• [Material to process]
+ + + + + + +

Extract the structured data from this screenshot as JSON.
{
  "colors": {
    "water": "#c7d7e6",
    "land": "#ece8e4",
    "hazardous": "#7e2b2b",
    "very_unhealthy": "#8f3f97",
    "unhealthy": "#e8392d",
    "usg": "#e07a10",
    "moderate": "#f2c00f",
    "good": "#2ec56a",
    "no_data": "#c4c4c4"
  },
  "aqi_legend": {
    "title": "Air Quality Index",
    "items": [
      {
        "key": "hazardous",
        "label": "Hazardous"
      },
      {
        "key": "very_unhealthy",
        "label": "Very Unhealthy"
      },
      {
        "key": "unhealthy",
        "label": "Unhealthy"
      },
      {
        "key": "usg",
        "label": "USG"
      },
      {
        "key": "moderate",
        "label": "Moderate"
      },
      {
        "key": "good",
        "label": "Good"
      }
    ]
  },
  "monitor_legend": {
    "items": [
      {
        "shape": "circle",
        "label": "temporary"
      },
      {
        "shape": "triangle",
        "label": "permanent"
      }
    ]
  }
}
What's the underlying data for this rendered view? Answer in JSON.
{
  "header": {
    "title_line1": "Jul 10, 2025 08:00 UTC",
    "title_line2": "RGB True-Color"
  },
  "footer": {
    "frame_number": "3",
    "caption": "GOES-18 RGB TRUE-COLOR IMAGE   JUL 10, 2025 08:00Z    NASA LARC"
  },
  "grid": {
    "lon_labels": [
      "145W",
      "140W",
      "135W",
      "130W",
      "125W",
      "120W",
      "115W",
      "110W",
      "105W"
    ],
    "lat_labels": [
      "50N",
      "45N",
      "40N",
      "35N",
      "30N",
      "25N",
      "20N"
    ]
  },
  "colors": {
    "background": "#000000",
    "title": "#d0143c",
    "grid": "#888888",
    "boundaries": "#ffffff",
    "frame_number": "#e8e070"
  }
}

+ + + + + + +

• [Brief] Repeat back the data above, exact to the last character.

• [Exercise response]
Extract the structured data from this screenshot as JSON.
{
  "colors": {
    "water": "#c7d7e6",
    "land": "#ece8e4",
    "hazardous": "#7e2b2b",
    "very_unhealthy": "#8f3f97",
    "unhealthy": "#e8392d",
    "usg": "#e07a10",
    "moderate": "#f2c00f",
    "good": "#2ec56a",
    "no_data": "#c4c4c4"
  },
  "aqi_legend": {
    "title": "Air Quality Index",
    "items": [
      {
        "key": "hazardous",
        "label": "Hazardous"
      },
      {
        "key": "very_unhealthy",
        "label": "Very Unhealthy"
      },
      {
        "key": "unhealthy",
        "label": "Unhealthy"
      },
      {
        "key": "usg",
        "label": "USG"
      },
      {
        "key": "moderate",
        "label": "Moderate"
      },
      {
        "key": "good",
        "label": "Good"
      }
    ]
  },
  "monitor_legend": {
    "items": [
      {
        "shape": "circle",
        "label": "temporary"
      },
      {
        "shape": "triangle",
        "label": "permanent"
      }
    ]
  }
}
What's the underlying data for this rendered view? Answer in JSON.
{
  "header": {
    "title_line1": "Jul 10, 2025 08:00 UTC",
    "title_line2": "RGB True-Color"
  },
  "footer": {
    "frame_number": "3",
    "caption": "GOES-18 RGB TRUE-COLOR IMAGE   JUL 10, 2025 08:00Z    NASA LARC"
  },
  "grid": {
    "lon_labels": [
      "145W",
      "140W",
      "135W",
      "130W",
      "125W",
      "120W",
      "115W",
      "110W",
      "105W"
    ],
    "lat_labels": [
      "50N",
      "45N",
      "40N",
      "35N",
      "30N",
      "25N",
      "20N"
    ]
  },
  "colors": {
    "background": "#000000",
    "title": "#d0143c",
    "grid": "#888888",
    "boundaries": "#ffffff",
    "frame_number": "#e8e070"
  }
}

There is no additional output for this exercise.